• WORK TO BE COMPLETED: Go through the entries one line at a time, and gather every line that has the word "JSON".

-- Begin THE RECORDS --

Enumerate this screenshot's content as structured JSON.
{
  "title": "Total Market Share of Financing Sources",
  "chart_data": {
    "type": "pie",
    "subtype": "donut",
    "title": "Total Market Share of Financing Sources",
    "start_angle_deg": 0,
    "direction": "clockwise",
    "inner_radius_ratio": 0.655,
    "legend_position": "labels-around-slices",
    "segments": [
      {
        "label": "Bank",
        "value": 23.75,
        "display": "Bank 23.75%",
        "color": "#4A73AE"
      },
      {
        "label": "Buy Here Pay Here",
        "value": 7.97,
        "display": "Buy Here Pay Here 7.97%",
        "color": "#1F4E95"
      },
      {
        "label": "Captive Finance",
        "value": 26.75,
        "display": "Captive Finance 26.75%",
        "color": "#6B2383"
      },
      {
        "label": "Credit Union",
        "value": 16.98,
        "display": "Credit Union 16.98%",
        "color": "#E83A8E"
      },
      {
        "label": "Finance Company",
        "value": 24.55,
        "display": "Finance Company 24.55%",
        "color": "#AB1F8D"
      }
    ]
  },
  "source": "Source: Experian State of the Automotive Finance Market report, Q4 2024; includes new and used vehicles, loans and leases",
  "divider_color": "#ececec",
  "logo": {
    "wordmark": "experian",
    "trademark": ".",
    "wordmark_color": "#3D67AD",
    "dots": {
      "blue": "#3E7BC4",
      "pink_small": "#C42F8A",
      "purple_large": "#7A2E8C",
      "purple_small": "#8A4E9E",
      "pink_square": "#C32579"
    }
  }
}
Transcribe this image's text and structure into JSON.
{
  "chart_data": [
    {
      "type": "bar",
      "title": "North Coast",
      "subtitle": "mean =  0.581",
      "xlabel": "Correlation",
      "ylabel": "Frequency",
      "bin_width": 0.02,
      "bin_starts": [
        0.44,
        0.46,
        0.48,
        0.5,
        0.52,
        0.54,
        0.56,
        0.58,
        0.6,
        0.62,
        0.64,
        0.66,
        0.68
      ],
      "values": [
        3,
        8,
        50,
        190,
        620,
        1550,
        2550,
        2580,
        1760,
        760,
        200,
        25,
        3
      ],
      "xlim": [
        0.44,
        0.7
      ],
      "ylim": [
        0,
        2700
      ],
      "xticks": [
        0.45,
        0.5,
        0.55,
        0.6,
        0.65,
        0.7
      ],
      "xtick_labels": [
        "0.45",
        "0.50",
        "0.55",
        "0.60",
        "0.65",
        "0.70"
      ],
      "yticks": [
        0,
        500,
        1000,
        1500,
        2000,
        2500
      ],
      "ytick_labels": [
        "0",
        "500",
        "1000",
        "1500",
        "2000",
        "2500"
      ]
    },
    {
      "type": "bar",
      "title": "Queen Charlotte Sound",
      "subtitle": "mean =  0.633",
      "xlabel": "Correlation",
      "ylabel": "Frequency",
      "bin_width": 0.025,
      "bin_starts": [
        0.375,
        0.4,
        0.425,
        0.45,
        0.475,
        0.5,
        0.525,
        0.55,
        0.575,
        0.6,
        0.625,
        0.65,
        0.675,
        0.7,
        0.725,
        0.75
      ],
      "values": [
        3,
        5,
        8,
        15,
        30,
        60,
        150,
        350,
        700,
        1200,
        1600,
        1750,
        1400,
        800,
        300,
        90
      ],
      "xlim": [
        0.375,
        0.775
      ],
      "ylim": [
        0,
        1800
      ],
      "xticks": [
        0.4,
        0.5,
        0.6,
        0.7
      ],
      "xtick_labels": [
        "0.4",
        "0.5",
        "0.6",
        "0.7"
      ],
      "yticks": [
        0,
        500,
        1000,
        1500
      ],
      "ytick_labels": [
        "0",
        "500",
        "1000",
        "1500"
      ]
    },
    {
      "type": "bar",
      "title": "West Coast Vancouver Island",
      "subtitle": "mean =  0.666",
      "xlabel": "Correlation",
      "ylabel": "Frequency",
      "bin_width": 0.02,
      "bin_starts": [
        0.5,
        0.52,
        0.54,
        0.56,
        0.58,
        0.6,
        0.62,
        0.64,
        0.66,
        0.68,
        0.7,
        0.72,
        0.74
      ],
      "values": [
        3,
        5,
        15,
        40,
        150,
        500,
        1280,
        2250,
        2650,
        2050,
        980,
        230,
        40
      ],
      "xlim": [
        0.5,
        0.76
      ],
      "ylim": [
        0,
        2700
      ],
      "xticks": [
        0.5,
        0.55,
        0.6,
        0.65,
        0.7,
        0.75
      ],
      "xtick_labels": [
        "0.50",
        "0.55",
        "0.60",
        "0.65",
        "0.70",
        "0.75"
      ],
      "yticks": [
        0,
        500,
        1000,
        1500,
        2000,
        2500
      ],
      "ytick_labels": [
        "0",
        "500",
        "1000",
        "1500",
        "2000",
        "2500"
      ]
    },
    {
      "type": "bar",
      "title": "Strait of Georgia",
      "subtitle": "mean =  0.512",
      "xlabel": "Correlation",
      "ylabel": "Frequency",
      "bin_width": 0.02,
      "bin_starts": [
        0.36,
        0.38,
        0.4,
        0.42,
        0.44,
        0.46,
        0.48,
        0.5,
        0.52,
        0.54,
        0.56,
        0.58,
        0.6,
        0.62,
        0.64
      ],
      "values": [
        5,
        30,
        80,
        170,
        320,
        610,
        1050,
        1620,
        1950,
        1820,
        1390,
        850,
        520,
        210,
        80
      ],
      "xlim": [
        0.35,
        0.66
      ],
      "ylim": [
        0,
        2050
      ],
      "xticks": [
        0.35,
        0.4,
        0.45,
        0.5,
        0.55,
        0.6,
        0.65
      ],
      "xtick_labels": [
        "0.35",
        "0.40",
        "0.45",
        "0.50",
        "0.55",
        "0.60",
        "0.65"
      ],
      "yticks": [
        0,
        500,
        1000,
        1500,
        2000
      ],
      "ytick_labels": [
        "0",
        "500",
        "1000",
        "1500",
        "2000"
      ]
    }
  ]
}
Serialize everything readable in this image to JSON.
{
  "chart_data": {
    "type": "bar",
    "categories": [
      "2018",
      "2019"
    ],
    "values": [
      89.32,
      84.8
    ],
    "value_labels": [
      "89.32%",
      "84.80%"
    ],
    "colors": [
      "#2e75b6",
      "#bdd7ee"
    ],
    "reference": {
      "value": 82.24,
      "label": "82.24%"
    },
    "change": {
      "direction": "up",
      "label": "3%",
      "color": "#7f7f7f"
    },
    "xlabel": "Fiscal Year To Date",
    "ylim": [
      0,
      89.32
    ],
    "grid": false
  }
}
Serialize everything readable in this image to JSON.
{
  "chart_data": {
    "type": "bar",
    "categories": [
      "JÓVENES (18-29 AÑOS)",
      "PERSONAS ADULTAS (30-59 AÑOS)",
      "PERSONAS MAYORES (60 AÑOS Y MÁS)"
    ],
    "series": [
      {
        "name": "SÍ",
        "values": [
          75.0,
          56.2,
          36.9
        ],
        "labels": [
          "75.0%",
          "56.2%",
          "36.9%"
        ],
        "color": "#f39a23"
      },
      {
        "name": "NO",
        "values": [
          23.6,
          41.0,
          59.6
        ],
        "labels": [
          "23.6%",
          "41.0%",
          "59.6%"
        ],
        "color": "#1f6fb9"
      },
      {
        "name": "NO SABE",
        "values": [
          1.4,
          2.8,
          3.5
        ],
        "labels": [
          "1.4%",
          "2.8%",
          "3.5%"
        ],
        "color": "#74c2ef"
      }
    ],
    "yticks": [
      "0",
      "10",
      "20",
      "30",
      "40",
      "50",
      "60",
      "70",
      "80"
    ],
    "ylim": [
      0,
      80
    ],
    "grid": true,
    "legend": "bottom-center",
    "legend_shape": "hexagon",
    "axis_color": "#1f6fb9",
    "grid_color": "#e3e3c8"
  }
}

-- End THE RECORDS --

• RESULT FOR THIS EXERCISE:
Enumerate this screenshot's content as structured JSON.
Transcribe this image's text and structure into JSON.
Serialize everything readable in this image to JSON.
Serialize everything readable in this image to JSON.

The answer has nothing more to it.